PROMPT -
Find the word "xlabel" in the data. Return every line where it appears.

SUPPLIED RECORDS -
+ + +

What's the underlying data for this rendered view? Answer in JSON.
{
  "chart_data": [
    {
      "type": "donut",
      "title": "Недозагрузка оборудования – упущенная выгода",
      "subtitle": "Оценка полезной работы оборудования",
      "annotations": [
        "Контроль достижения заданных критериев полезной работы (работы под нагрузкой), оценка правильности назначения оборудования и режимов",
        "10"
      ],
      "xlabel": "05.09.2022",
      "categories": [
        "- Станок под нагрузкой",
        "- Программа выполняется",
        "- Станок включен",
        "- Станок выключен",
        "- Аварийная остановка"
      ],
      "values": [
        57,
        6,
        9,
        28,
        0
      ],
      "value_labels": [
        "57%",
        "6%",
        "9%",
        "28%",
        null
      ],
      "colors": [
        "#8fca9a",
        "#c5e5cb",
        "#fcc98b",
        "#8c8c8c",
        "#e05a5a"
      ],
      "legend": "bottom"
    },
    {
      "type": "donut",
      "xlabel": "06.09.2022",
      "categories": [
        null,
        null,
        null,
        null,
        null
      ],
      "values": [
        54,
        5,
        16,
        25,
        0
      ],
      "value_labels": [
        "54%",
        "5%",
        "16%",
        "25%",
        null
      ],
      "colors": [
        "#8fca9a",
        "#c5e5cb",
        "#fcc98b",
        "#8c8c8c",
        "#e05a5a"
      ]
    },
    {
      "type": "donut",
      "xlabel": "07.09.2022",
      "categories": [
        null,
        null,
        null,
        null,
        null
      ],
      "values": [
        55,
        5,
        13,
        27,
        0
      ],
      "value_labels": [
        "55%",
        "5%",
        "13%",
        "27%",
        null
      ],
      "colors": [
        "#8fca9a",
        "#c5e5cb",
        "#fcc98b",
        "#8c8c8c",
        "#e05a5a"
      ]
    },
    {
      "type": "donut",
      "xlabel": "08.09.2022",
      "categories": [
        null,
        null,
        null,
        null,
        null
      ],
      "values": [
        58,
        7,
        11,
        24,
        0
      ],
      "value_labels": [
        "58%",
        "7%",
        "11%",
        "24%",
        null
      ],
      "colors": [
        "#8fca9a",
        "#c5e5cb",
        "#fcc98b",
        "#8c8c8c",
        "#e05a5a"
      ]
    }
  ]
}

+ + +

ANSWER TO THIS TASK -
      "xlabel": "05.09.2022",
      "xlabel": "06.09.2022",
      "xlabel": "07.09.2022",
      "xlabel": "08.09.2022",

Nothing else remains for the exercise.